Identify all lines in the data containing the string "الإدارة". Copy them out.

○ ○ ○ ○

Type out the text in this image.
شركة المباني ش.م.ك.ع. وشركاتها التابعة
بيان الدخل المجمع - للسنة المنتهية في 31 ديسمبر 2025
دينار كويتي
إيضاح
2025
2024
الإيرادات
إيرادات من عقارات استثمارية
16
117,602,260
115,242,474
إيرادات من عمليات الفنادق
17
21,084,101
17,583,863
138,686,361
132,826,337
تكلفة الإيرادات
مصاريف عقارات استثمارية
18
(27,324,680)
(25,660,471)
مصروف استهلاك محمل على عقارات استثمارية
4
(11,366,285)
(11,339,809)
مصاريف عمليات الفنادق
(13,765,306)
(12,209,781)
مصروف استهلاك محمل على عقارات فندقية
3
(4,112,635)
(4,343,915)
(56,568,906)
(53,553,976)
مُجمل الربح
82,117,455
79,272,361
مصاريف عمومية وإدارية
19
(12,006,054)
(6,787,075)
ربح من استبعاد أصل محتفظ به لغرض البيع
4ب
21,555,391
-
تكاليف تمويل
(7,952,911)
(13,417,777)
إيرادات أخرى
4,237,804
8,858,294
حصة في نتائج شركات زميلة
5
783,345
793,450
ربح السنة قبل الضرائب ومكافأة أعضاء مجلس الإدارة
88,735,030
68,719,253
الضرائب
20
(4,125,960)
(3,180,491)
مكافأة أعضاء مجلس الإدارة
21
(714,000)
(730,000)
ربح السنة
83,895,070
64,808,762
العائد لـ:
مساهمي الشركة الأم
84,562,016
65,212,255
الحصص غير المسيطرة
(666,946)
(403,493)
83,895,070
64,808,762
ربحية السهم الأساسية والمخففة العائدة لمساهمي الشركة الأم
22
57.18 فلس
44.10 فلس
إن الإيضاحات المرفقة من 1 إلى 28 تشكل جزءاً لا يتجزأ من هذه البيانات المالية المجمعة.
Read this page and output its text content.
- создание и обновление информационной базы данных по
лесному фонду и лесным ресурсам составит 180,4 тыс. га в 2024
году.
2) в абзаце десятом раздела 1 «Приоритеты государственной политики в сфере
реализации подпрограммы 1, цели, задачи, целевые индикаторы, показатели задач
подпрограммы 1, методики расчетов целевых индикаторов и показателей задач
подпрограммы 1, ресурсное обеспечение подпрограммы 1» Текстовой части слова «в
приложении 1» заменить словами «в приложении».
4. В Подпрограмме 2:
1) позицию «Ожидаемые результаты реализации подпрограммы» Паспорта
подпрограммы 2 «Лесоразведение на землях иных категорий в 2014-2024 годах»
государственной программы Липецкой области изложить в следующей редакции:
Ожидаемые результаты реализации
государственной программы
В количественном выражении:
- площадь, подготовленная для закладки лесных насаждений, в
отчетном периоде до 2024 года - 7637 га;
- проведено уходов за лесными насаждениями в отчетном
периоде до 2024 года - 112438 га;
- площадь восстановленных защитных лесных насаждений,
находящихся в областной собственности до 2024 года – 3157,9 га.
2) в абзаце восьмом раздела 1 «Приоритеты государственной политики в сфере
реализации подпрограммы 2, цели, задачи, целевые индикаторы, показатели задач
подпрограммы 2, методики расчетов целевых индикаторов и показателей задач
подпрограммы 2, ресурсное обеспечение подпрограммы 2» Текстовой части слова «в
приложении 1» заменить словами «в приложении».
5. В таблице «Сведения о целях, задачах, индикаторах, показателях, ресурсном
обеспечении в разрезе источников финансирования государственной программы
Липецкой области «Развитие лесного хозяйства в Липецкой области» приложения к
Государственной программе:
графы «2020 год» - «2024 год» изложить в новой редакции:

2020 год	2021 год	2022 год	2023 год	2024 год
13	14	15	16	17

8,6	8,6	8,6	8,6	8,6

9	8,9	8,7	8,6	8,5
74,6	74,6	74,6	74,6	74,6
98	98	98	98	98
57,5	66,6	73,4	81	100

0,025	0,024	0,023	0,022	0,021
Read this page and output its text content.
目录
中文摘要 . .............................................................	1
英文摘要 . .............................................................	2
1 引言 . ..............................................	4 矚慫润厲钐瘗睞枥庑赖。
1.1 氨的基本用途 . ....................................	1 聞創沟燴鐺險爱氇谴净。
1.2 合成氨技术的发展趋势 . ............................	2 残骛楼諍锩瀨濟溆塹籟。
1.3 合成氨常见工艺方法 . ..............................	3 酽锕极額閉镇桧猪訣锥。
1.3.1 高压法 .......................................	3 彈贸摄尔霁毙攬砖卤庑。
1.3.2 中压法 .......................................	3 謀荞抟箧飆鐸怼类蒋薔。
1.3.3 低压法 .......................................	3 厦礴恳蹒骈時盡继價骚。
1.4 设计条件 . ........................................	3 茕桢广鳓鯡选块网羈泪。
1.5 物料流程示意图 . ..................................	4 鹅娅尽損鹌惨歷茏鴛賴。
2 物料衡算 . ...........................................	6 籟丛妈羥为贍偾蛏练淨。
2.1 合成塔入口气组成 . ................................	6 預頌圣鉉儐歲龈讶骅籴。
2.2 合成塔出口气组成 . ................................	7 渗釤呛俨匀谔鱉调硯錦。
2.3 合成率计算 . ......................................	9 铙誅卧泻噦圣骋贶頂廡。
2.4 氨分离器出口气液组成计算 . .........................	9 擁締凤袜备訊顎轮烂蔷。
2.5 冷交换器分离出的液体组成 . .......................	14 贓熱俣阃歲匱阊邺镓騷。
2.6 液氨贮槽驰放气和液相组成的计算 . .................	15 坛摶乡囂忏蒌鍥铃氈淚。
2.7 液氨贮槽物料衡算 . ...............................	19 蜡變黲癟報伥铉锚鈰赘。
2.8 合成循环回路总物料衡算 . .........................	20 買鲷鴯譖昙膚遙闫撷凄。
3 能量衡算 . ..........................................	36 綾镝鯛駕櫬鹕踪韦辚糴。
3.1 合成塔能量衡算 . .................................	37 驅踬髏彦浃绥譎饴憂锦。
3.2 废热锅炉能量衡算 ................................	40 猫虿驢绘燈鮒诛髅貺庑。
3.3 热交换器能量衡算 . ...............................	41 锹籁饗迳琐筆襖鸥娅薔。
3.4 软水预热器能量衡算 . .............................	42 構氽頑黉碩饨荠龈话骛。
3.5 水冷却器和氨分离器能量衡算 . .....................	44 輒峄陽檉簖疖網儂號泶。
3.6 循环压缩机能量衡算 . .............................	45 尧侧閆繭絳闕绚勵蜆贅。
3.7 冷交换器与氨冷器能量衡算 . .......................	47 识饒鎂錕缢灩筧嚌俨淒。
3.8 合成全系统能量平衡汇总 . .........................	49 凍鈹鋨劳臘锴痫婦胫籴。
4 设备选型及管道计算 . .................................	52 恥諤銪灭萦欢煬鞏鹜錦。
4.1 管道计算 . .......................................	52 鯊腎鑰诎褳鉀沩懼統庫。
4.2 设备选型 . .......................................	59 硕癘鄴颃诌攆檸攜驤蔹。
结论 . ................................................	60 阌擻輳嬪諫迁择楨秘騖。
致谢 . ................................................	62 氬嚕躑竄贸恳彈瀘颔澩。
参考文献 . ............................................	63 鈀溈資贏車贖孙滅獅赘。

○ ○ ○ ○

▶ **Final answer**:
ربح السنة قبل الضرائب ومكافأة أعضاء مجلس الإدارة
مكافأة أعضاء مجلس الإدارة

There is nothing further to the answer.